## Material for this exercise:
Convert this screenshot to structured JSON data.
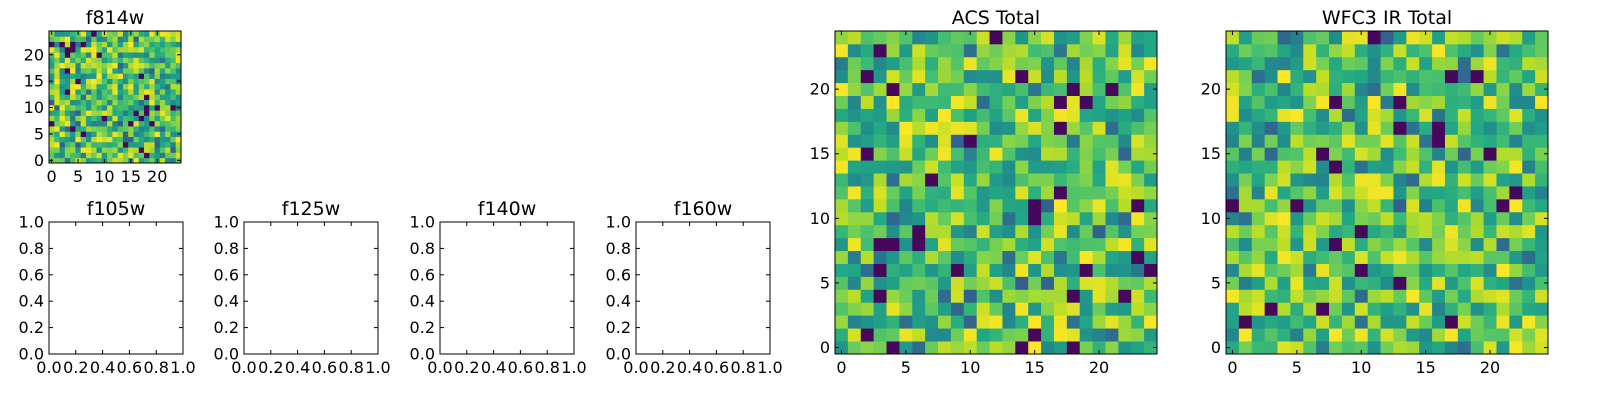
{
  "chart_data": [
    {
      "id": "f814w",
      "type": "heatmap",
      "title": "f814w",
      "xlim": [
        -0.5,
        24.5
      ],
      "ylim": [
        -0.5,
        24.5
      ],
      "xticks": [
        0,
        5,
        10,
        15,
        20
      ],
      "xtick_labels": [
        "0",
        "5",
        "10",
        "15",
        "20"
      ],
      "yticks": [
        0,
        5,
        10,
        15,
        20
      ],
      "ytick_labels": [
        "0",
        "5",
        "10",
        "15",
        "20"
      ],
      "rows": 25,
      "cols": 25,
      "colormap": "viridis",
      "seed": 11
    },
    {
      "id": "f105w",
      "type": "empty",
      "title": "f105w",
      "xlim": [
        0,
        1
      ],
      "ylim": [
        0,
        1
      ],
      "xticks": [
        0,
        0.2,
        0.4,
        0.6,
        0.8,
        1.0
      ],
      "xtick_labels": [
        "0.0",
        "0.2",
        "0.4",
        "0.6",
        "0.8",
        "1.0"
      ],
      "yticks": [
        0,
        0.2,
        0.4,
        0.6,
        0.8,
        1.0
      ],
      "ytick_labels": [
        "0.0",
        "0.2",
        "0.4",
        "0.6",
        "0.8",
        "1.0"
      ]
    },
    {
      "id": "f125w",
      "type": "empty",
      "title": "f125w",
      "xlim": [
        0,
        1
      ],
      "ylim": [
        0,
        1
      ],
      "xticks": [
        0,
        0.2,
        0.4,
        0.6,
        0.8,
        1.0
      ],
      "xtick_labels": [
        "0.0",
        "0.2",
        "0.4",
        "0.6",
        "0.8",
        "1.0"
      ],
      "yticks": [
        0,
        0.2,
        0.4,
        0.6,
        0.8,
        1.0
      ],
      "ytick_labels": [
        "0.0",
        "0.2",
        "0.4",
        "0.6",
        "0.8",
        "1.0"
      ]
    },
    {
      "id": "f140w",
      "type": "empty",
      "title": "f140w",
      "xlim": [
        0,
        1
      ],
      "ylim": [
        0,
        1
      ],
      "xticks": [
        0,
        0.2,
        0.4,
        0.6,
        0.8,
        1.0
      ],
      "xtick_labels": [
        "0.0",
        "0.2",
        "0.4",
        "0.6",
        "0.8",
        "1.0"
      ],
      "yticks": [
        0,
        0.2,
        0.4,
        0.6,
        0.8,
        1.0
      ],
      "ytick_labels": [
        "0.0",
        "0.2",
        "0.4",
        "0.6",
        "0.8",
        "1.0"
      ]
    },
    {
      "id": "f160w",
      "type": "empty",
      "title": "f160w",
      "xlim": [
        0,
        1
      ],
      "ylim": [
        0,
        1
      ],
      "xticks": [
        0,
        0.2,
        0.4,
        0.6,
        0.8,
        1.0
      ],
      "xtick_labels": [
        "0.0",
        "0.2",
        "0.4",
        "0.6",
        "0.8",
        "1.0"
      ],
      "yticks": [
        0,
        0.2,
        0.4,
        0.6,
        0.8,
        1.0
      ],
      "ytick_labels": [
        "0.0",
        "0.2",
        "0.4",
        "0.6",
        "0.8",
        "1.0"
      ]
    },
    {
      "id": "acs-total",
      "type": "heatmap",
      "title": "ACS Total",
      "xlim": [
        -0.5,
        24.5
      ],
      "ylim": [
        -0.5,
        24.5
      ],
      "xticks": [
        0,
        5,
        10,
        15,
        20
      ],
      "xtick_labels": [
        "0",
        "5",
        "10",
        "15",
        "20"
      ],
      "yticks": [
        0,
        5,
        10,
        15,
        20
      ],
      "ytick_labels": [
        "0",
        "5",
        "10",
        "15",
        "20"
      ],
      "rows": 25,
      "cols": 25,
      "colormap": "viridis",
      "seed": 47
    },
    {
      "id": "wfc3-ir-total",
      "type": "heatmap",
      "title": "WFC3 IR Total",
      "xlim": [
        -0.5,
        24.5
      ],
      "ylim": [
        -0.5,
        24.5
      ],
      "xticks": [
        0,
        5,
        10,
        15,
        20
      ],
      "xtick_labels": [
        "0",
        "5",
        "10",
        "15",
        "20"
      ],
      "yticks": [
        0,
        5,
        10,
        15,
        20
      ],
      "ytick_labels": [
        "0",
        "5",
        "10",
        "15",
        "20"
      ],
      "rows": 25,
      "cols": 25,
      "colormap": "viridis",
      "seed": 83
    }
  ]
}
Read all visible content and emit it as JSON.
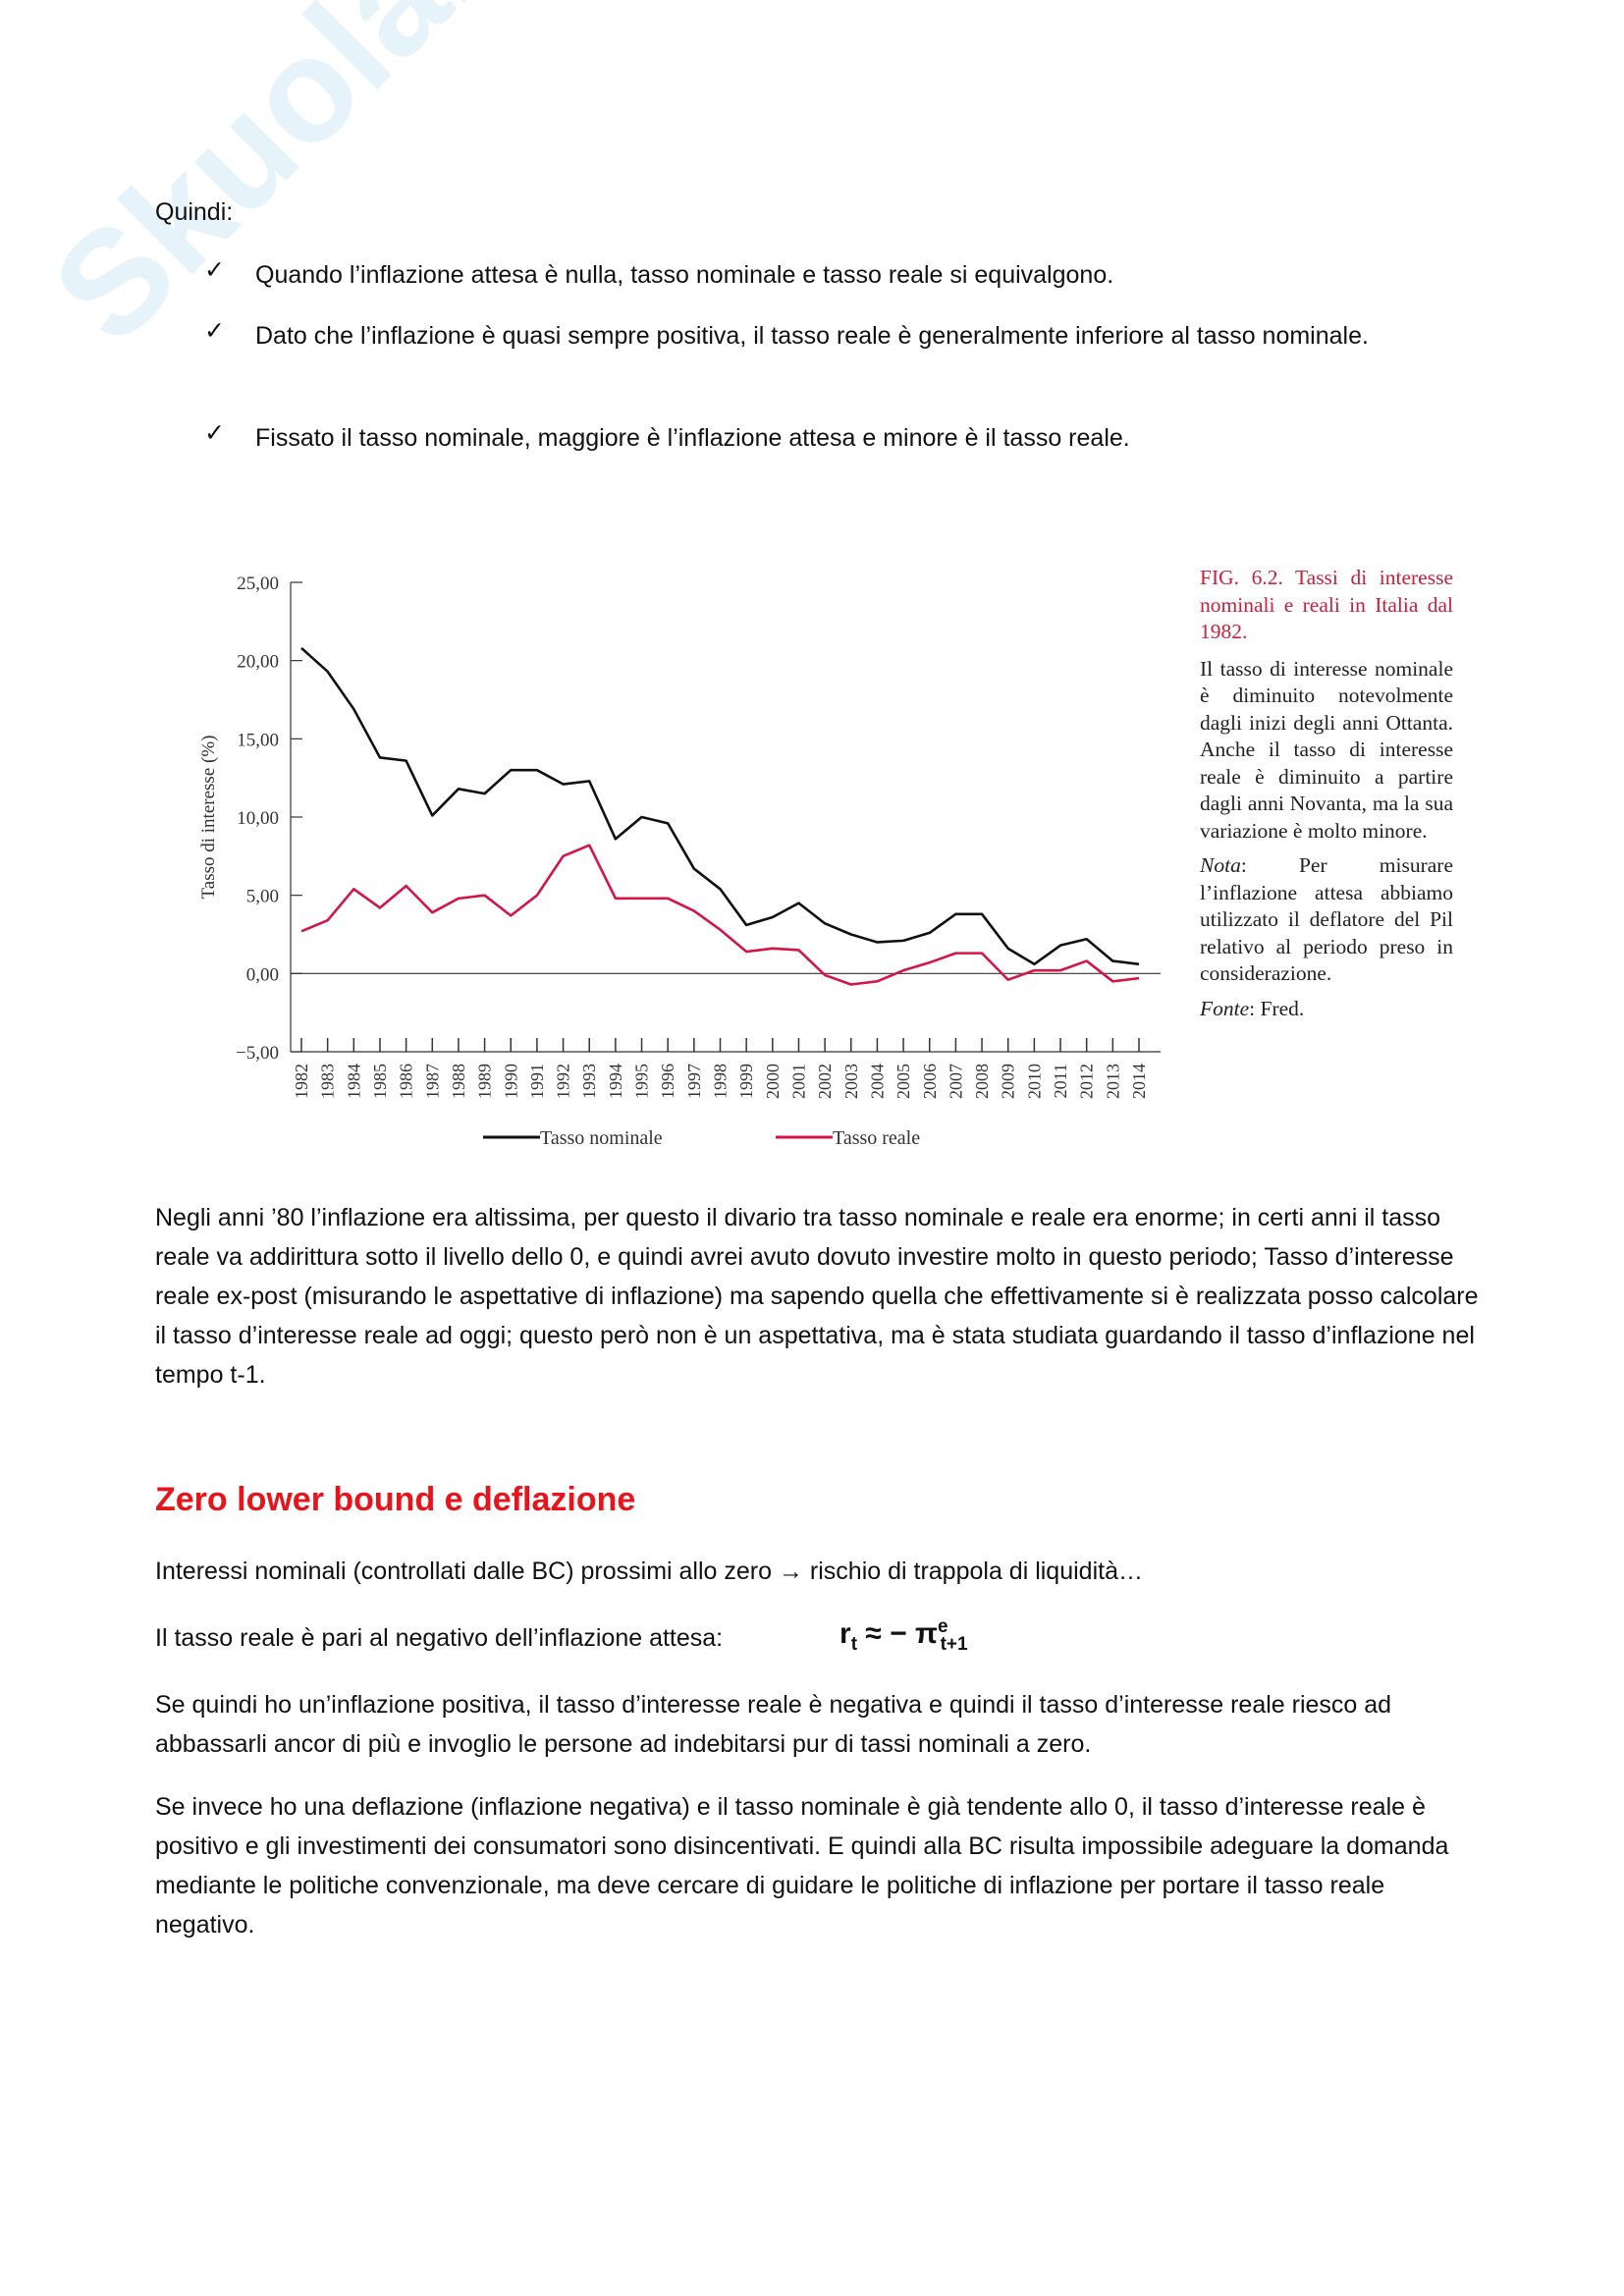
{
  "watermark": "Skuola.net",
  "intro": "Quindi:",
  "bullets": [
    {
      "icon": "check-icon",
      "mark": "✓",
      "text": "Quando l’inflazione attesa è nulla, tasso nominale e tasso reale si equivalgono."
    },
    {
      "icon": "check-icon",
      "mark": "✓",
      "text": "Dato che l’inflazione è quasi sempre positiva, il tasso reale è generalmente inferiore al tasso nominale."
    },
    {
      "icon": "check-icon",
      "mark": "✓",
      "text": "Fissato il tasso nominale, maggiore è l’inflazione attesa e minore è il tasso reale."
    }
  ],
  "figure_caption": {
    "title": "FIG. 6.2. Tassi di interesse nominali e reali in Italia dal 1982.",
    "body": "Il tasso di interesse nominale è diminuito notevolmente dagli inizi degli anni Ottanta. Anche il tasso di interesse reale è diminuito a partire dagli anni Novanta, ma la sua variazione è molto minore.",
    "nota_label": "Nota",
    "nota": ": Per misurare l’inflazione attesa abbiamo utilizzato il deflatore del Pil relativo al periodo preso in considerazione.",
    "fonte_label": "Fonte",
    "fonte": ": Fred."
  },
  "chart_data": {
    "type": "line",
    "title": "",
    "xlabel": "",
    "ylabel": "Tasso di interesse (%)",
    "ylim": [
      -5,
      25
    ],
    "yticks": [
      "−5,00",
      "0,00",
      "5,00",
      "10,00",
      "15,00",
      "20,00",
      "25,00"
    ],
    "ytick_values": [
      -5,
      0,
      5,
      10,
      15,
      20,
      25
    ],
    "x": [
      "1982",
      "1983",
      "1984",
      "1985",
      "1986",
      "1987",
      "1988",
      "1989",
      "1990",
      "1991",
      "1992",
      "1993",
      "1994",
      "1995",
      "1996",
      "1997",
      "1998",
      "1999",
      "2000",
      "2001",
      "2002",
      "2003",
      "2004",
      "2005",
      "2006",
      "2007",
      "2008",
      "2009",
      "2010",
      "2011",
      "2012",
      "2013",
      "2014"
    ],
    "legend_position": "bottom",
    "series": [
      {
        "name": "Tasso nominale",
        "color": "#111111",
        "values": [
          20.8,
          19.3,
          16.9,
          13.8,
          13.6,
          10.1,
          11.8,
          11.5,
          13.0,
          13.0,
          12.1,
          12.3,
          8.6,
          10.0,
          9.6,
          6.7,
          5.4,
          3.1,
          3.6,
          4.5,
          3.2,
          2.5,
          2.0,
          2.1,
          2.6,
          3.8,
          3.8,
          1.6,
          0.6,
          1.8,
          2.2,
          0.8,
          0.6
        ]
      },
      {
        "name": "Tasso reale",
        "color": "#d41548",
        "values": [
          2.7,
          3.4,
          5.4,
          4.2,
          5.6,
          3.9,
          4.8,
          5.0,
          3.7,
          5.0,
          7.5,
          8.2,
          4.8,
          4.8,
          4.8,
          4.0,
          2.8,
          1.4,
          1.6,
          1.5,
          -0.1,
          -0.7,
          -0.5,
          0.2,
          0.7,
          1.3,
          1.3,
          -0.4,
          0.2,
          0.2,
          0.8,
          -0.5,
          -0.3
        ]
      }
    ]
  },
  "paragraph1": "Negli anni ’80 l’inflazione era altissima, per questo il divario tra tasso nominale e reale era enorme; in certi anni il tasso reale va addirittura sotto il livello dello 0, e quindi avrei avuto dovuto investire molto in questo periodo; Tasso d’interesse reale ex-post (misurando le aspettative di inflazione) ma sapendo quella che effettivamente si è realizzata posso calcolare il tasso d’interesse reale ad oggi; questo però non è un aspettativa, ma è stata studiata guardando il tasso d’inflazione nel tempo t-1.",
  "section_heading": "Zero lower bound e deflazione",
  "line_zlb": "Interessi nominali (controllati dalle BC) prossimi allo zero → rischio di trappola di liquidità…",
  "line_formula_intro": "Il tasso reale è pari al negativo dell’inflazione attesa:",
  "formula": {
    "r": "r",
    "r_sub": "t",
    "op": " ≈ − ",
    "pi": "π",
    "pi_sup": "e",
    "pi_sub": "t+1"
  },
  "paragraph2": "Se quindi ho un’inflazione positiva, il tasso d’interesse reale è negativa e quindi il tasso d’interesse reale riesco ad abbassarli ancor di più e invoglio le persone ad indebitarsi pur di tassi nominali a zero.",
  "paragraph3": "Se invece ho una deflazione (inflazione negativa) e il tasso nominale è già tendente allo 0, il tasso d’interesse reale è positivo e gli investimenti dei consumatori sono disincentivati. E quindi alla BC risulta impossibile adeguare la domanda mediante le politiche convenzionale, ma deve cercare di guidare le politiche di inflazione per portare il tasso reale negativo."
}
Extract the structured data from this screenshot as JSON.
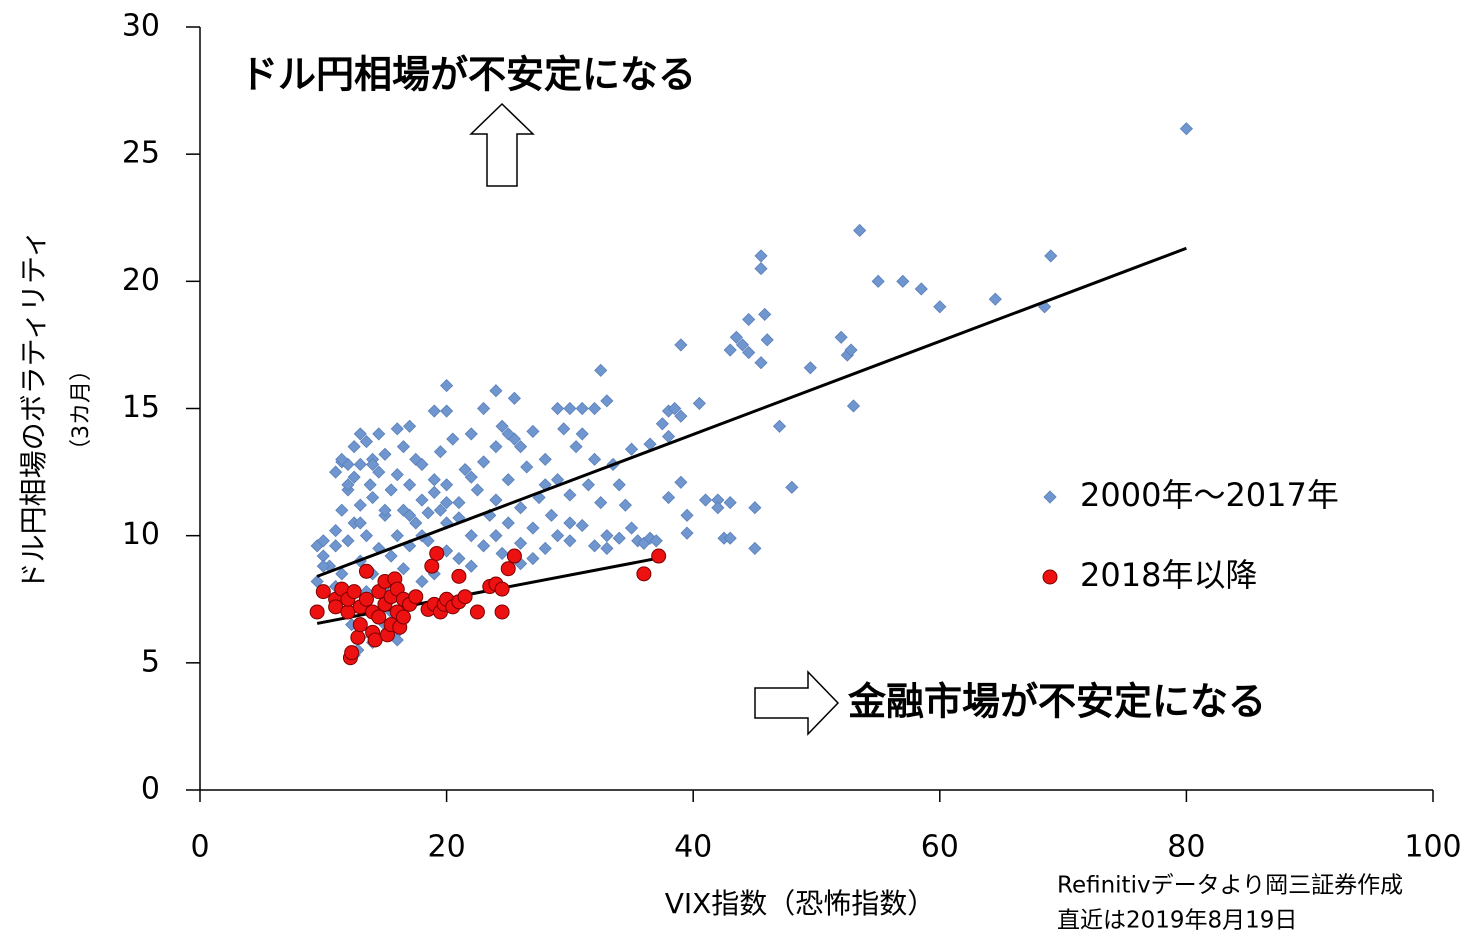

## The task:
Locate each line containing the string "negativo" and show it.

## Reply:
  "line_formula_intro": "Il tasso reale è pari al negativo dell’inflazione attesa:",
  "paragraph3": "Se invece ho una deflazione (inflazione negativa) e il tasso nominale è già tendente allo 0, il tasso d’interesse reale è positivo e gli investimenti dei consumatori sono disincentivati. E quindi alla BC risulta impossibile adeguare la domanda mediante le politiche convenzionale, ma deve cercare di guidare le politiche di inflazione per portare il tasso reale negativo."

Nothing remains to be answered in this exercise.